Material supplied:
## Start

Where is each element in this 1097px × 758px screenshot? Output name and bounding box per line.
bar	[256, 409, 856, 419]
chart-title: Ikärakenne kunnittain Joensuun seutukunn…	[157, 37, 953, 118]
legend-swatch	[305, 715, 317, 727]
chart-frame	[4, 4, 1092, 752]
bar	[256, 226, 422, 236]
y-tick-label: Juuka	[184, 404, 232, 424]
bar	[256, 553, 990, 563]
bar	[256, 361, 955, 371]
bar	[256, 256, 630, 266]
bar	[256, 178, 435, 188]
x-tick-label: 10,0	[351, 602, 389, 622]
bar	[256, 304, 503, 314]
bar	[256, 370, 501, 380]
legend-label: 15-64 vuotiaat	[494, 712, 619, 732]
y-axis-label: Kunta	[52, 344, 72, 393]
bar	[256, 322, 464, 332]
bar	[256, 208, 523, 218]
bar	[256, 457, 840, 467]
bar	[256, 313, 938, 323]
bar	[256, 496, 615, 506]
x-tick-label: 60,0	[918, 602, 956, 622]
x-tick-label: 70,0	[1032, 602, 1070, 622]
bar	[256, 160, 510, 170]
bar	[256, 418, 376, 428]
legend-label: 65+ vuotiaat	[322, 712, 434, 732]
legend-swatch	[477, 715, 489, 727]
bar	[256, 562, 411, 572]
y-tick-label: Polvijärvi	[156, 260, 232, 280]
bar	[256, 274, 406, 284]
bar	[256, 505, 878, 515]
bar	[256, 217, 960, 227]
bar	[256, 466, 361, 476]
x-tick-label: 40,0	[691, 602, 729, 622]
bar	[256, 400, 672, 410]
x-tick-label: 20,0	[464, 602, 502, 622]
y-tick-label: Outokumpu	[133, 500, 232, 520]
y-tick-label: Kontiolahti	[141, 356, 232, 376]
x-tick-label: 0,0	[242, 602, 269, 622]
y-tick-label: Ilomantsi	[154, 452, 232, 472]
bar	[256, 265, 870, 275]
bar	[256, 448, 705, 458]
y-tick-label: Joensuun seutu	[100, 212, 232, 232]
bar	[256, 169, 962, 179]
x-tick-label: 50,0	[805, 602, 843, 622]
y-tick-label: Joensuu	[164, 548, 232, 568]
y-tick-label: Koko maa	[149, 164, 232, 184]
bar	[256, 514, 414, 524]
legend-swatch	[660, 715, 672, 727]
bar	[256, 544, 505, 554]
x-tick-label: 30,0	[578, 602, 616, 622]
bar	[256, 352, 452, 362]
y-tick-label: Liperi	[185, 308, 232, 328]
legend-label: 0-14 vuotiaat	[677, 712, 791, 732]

## End

Problem details: Duplicate every row above, character for character and in the same order.

Reply to the exercise:
Where is each element in this 1097px × 758px screenshot? Output name and bounding box per line.
bar	[256, 409, 856, 419]
chart-title: Ikärakenne kunnittain Joensuun seutukunn…	[157, 37, 953, 118]
legend-swatch	[305, 715, 317, 727]
chart-frame	[4, 4, 1092, 752]
bar	[256, 226, 422, 236]
y-tick-label: Juuka	[184, 404, 232, 424]
bar	[256, 553, 990, 563]
bar	[256, 361, 955, 371]
bar	[256, 256, 630, 266]
bar	[256, 178, 435, 188]
x-tick-label: 10,0	[351, 602, 389, 622]
bar	[256, 304, 503, 314]
bar	[256, 370, 501, 380]
legend-label: 15-64 vuotiaat	[494, 712, 619, 732]
y-axis-label: Kunta	[52, 344, 72, 393]
bar	[256, 322, 464, 332]
bar	[256, 208, 523, 218]
bar	[256, 457, 840, 467]
bar	[256, 313, 938, 323]
bar	[256, 496, 615, 506]
x-tick-label: 60,0	[918, 602, 956, 622]
x-tick-label: 70,0	[1032, 602, 1070, 622]
bar	[256, 160, 510, 170]
bar	[256, 418, 376, 428]
legend-label: 65+ vuotiaat	[322, 712, 434, 732]
legend-swatch	[477, 715, 489, 727]
bar	[256, 562, 411, 572]
y-tick-label: Polvijärvi	[156, 260, 232, 280]
bar	[256, 274, 406, 284]
bar	[256, 505, 878, 515]
bar	[256, 217, 960, 227]
bar	[256, 466, 361, 476]
x-tick-label: 40,0	[691, 602, 729, 622]
bar	[256, 400, 672, 410]
x-tick-label: 20,0	[464, 602, 502, 622]
y-tick-label: Outokumpu	[133, 500, 232, 520]
y-tick-label: Kontiolahti	[141, 356, 232, 376]
x-tick-label: 0,0	[242, 602, 269, 622]
y-tick-label: Ilomantsi	[154, 452, 232, 472]
bar	[256, 265, 870, 275]
bar	[256, 448, 705, 458]
y-tick-label: Joensuun seutu	[100, 212, 232, 232]
bar	[256, 169, 962, 179]
x-tick-label: 50,0	[805, 602, 843, 622]
y-tick-label: Joensuu	[164, 548, 232, 568]
y-tick-label: Koko maa	[149, 164, 232, 184]
bar	[256, 514, 414, 524]
legend-swatch	[660, 715, 672, 727]
bar	[256, 544, 505, 554]
x-tick-label: 30,0	[578, 602, 616, 622]
bar	[256, 352, 452, 362]
y-tick-label: Liperi	[185, 308, 232, 328]
legend-label: 0-14 vuotiaat	[677, 712, 791, 732]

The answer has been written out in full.